[YOUR INSTRUCTIONS]: Your task is to copy the material exactly.

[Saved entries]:

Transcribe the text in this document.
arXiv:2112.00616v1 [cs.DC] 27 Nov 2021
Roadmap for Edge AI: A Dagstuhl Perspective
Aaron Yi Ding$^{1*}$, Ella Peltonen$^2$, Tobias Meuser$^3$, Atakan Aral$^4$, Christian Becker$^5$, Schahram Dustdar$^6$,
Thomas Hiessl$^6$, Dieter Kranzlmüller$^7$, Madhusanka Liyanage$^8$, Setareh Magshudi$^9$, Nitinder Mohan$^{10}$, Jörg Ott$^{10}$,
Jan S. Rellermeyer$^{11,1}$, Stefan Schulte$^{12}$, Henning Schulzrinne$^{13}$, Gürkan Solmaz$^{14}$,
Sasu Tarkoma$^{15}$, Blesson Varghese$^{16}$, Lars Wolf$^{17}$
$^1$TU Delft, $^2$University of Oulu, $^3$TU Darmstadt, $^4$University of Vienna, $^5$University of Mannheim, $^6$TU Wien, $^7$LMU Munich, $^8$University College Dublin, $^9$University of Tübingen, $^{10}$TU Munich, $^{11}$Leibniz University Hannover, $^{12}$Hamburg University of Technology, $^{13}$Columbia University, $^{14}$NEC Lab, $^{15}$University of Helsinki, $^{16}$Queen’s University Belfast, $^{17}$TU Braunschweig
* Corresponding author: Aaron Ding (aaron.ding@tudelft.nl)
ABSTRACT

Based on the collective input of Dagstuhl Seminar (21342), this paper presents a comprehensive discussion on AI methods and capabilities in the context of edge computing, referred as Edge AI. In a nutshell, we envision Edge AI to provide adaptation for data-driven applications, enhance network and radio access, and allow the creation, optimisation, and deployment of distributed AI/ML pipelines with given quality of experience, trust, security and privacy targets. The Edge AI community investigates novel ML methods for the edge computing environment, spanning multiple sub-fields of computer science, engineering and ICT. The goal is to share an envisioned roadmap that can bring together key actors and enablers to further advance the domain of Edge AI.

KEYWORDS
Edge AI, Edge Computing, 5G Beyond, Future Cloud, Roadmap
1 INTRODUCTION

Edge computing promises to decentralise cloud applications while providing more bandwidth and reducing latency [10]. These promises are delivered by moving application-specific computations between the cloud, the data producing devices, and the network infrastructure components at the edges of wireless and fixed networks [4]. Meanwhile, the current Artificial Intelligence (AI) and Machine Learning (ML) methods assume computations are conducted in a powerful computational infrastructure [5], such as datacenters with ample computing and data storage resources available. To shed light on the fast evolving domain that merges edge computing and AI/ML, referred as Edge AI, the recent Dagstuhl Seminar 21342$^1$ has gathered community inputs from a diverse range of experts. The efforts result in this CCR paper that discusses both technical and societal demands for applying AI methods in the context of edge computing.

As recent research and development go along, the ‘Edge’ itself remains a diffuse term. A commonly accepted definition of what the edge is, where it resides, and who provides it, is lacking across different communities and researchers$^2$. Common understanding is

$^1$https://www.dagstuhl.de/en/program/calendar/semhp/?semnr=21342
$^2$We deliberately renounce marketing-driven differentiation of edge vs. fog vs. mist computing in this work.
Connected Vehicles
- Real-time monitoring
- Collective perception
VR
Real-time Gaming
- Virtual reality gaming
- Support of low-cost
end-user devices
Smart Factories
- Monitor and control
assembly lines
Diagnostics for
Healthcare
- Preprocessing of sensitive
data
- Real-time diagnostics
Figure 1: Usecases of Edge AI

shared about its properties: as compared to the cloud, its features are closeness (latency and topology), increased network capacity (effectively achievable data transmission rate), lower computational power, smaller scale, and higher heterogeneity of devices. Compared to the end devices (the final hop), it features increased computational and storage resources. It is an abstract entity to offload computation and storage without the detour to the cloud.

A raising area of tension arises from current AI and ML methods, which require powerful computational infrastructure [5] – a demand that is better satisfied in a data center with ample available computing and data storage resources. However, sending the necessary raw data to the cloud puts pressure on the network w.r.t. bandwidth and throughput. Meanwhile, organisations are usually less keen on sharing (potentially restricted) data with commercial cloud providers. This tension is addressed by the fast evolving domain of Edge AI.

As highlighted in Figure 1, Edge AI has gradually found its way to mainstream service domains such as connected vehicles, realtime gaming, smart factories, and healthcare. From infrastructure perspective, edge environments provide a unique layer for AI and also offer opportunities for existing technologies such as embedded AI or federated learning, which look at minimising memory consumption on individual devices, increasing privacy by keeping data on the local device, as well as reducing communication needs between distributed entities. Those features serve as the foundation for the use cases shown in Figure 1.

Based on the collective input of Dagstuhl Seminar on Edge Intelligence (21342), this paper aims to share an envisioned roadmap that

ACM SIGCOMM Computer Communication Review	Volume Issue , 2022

[SOLUTION]:
Transcribe the text in this document.
arXiv:2112.00616v1 [cs.DC] 27 Nov 2021
Roadmap for Edge AI: A Dagstuhl Perspective
Aaron Yi Ding$^{1*}$, Ella Peltonen$^2$, Tobias Meuser$^3$, Atakan Aral$^4$, Christian Becker$^5$, Schahram Dustdar$^6$,
Thomas Hiessl$^6$, Dieter Kranzlmüller$^7$, Madhusanka Liyanage$^8$, Setareh Magshudi$^9$, Nitinder Mohan$^{10}$, Jörg Ott$^{10}$,
Jan S. Rellermeyer$^{11,1}$, Stefan Schulte$^{12}$, Henning Schulzrinne$^{13}$, Gürkan Solmaz$^{14}$,
Sasu Tarkoma$^{15}$, Blesson Varghese$^{16}$, Lars Wolf$^{17}$
$^1$TU Delft, $^2$University of Oulu, $^3$TU Darmstadt, $^4$University of Vienna, $^5$University of Mannheim, $^6$TU Wien, $^7$LMU Munich, $^8$University College Dublin, $^9$University of Tübingen, $^{10}$TU Munich, $^{11}$Leibniz University Hannover, $^{12}$Hamburg University of Technology, $^{13}$Columbia University, $^{14}$NEC Lab, $^{15}$University of Helsinki, $^{16}$Queen’s University Belfast, $^{17}$TU Braunschweig
* Corresponding author: Aaron Ding (aaron.ding@tudelft.nl)
ABSTRACT

Based on the collective input of Dagstuhl Seminar (21342), this paper presents a comprehensive discussion on AI methods and capabilities in the context of edge computing, referred as Edge AI. In a nutshell, we envision Edge AI to provide adaptation for data-driven applications, enhance network and radio access, and allow the creation, optimisation, and deployment of distributed AI/ML pipelines with given quality of experience, trust, security and privacy targets. The Edge AI community investigates novel ML methods for the edge computing environment, spanning multiple sub-fields of computer science, engineering and ICT. The goal is to share an envisioned roadmap that can bring together key actors and enablers to further advance the domain of Edge AI.

KEYWORDS
Edge AI, Edge Computing, 5G Beyond, Future Cloud, Roadmap
1 INTRODUCTION

Edge computing promises to decentralise cloud applications while providing more bandwidth and reducing latency [10]. These promises are delivered by moving application-specific computations between the cloud, the data producing devices, and the network infrastructure components at the edges of wireless and fixed networks [4]. Meanwhile, the current Artificial Intelligence (AI) and Machine Learning (ML) methods assume computations are conducted in a powerful computational infrastructure [5], such as datacenters with ample computing and data storage resources available. To shed light on the fast evolving domain that merges edge computing and AI/ML, referred as Edge AI, the recent Dagstuhl Seminar 21342$^1$ has gathered community inputs from a diverse range of experts. The efforts result in this CCR paper that discusses both technical and societal demands for applying AI methods in the context of edge computing.

As recent research and development go along, the ‘Edge’ itself remains a diffuse term. A commonly accepted definition of what the edge is, where it resides, and who provides it, is lacking across different communities and researchers$^2$. Common understanding is

$^1$https://www.dagstuhl.de/en/program/calendar/semhp/?semnr=21342
$^2$We deliberately renounce marketing-driven differentiation of edge vs. fog vs. mist computing in this work.
Connected Vehicles
- Real-time monitoring
- Collective perception
VR
Real-time Gaming
- Virtual reality gaming
- Support of low-cost
end-user devices
Smart Factories
- Monitor and control
assembly lines
Diagnostics for
Healthcare
- Preprocessing of sensitive
data
- Real-time diagnostics
Figure 1: Usecases of Edge AI

shared about its properties: as compared to the cloud, its features are closeness (latency and topology), increased network capacity (effectively achievable data transmission rate), lower computational power, smaller scale, and higher heterogeneity of devices. Compared to the end devices (the final hop), it features increased computational and storage resources. It is an abstract entity to offload computation and storage without the detour to the cloud.

A raising area of tension arises from current AI and ML methods, which require powerful computational infrastructure [5] – a demand that is better satisfied in a data center with ample available computing and data storage resources. However, sending the necessary raw data to the cloud puts pressure on the network w.r.t. bandwidth and throughput. Meanwhile, organisations are usually less keen on sharing (potentially restricted) data with commercial cloud providers. This tension is addressed by the fast evolving domain of Edge AI.

As highlighted in Figure 1, Edge AI has gradually found its way to mainstream service domains such as connected vehicles, realtime gaming, smart factories, and healthcare. From infrastructure perspective, edge environments provide a unique layer for AI and also offer opportunities for existing technologies such as embedded AI or federated learning, which look at minimising memory consumption on individual devices, increasing privacy by keeping data on the local device, as well as reducing communication needs between distributed entities. Those features serve as the foundation for the use cases shown in Figure 1.

Based on the collective input of Dagstuhl Seminar on Edge Intelligence (21342), this paper aims to share an envisioned roadmap that

ACM SIGCOMM Computer Communication Review	Volume Issue , 2022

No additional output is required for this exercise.